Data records
▼
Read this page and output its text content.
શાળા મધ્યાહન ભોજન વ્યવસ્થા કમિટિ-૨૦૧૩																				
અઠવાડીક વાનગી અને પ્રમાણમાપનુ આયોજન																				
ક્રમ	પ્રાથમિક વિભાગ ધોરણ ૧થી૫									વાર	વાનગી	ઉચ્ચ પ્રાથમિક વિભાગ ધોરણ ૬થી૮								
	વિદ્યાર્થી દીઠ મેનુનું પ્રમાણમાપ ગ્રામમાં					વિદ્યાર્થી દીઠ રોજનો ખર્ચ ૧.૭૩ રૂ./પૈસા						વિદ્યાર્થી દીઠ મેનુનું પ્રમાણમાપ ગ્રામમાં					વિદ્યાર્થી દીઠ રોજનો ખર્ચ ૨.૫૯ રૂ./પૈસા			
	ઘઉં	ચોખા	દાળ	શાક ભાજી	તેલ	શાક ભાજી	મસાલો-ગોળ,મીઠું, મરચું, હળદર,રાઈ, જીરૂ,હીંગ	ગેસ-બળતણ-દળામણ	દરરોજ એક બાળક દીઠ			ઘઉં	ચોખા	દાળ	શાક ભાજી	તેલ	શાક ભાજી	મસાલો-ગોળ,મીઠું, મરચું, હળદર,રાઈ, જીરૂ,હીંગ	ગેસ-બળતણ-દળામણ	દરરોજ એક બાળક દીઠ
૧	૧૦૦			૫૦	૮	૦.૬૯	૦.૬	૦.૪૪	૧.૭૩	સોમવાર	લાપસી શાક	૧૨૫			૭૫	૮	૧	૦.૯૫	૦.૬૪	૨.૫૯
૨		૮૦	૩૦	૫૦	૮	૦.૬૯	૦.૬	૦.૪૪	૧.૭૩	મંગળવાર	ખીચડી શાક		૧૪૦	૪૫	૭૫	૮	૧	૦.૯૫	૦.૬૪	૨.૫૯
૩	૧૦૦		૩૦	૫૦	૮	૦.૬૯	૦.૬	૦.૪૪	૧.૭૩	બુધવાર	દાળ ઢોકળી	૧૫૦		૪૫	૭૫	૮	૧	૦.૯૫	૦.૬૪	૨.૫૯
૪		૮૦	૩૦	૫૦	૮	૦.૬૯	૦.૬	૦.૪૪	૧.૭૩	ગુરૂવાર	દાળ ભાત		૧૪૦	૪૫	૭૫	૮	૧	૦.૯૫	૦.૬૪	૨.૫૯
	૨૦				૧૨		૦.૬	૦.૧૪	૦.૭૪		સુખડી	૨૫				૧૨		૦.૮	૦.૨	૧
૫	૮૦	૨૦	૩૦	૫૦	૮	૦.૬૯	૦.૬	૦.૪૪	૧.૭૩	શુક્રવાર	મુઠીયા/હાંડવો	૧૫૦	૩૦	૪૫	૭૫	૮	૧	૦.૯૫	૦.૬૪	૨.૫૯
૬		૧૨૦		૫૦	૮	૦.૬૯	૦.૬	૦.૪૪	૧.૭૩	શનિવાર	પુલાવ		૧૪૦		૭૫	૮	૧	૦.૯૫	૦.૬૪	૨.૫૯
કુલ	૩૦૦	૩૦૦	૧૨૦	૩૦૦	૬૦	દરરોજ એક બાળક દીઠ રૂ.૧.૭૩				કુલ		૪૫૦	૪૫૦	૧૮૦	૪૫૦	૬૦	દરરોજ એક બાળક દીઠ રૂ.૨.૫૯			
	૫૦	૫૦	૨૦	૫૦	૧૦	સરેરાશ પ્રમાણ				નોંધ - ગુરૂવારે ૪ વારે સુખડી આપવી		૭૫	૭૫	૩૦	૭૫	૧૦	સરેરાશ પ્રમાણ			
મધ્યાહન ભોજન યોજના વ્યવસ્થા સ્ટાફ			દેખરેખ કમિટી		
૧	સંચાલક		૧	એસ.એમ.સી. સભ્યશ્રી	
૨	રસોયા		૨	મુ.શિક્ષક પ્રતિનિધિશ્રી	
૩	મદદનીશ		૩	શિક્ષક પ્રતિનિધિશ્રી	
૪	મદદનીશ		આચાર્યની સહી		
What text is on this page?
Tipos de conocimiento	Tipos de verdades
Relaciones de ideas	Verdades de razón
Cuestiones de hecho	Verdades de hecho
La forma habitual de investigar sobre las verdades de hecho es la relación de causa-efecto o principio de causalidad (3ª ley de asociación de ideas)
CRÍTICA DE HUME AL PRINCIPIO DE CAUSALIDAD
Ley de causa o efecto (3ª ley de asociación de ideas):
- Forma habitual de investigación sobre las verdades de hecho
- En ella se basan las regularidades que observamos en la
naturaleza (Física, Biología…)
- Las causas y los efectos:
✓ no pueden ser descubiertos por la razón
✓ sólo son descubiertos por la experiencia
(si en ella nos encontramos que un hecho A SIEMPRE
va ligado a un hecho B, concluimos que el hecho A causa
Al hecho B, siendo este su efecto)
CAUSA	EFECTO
▲
# The request
Report all lines of the data that include the word "page".

# Solved problem
Read this page and output its text content.
What text is on this page?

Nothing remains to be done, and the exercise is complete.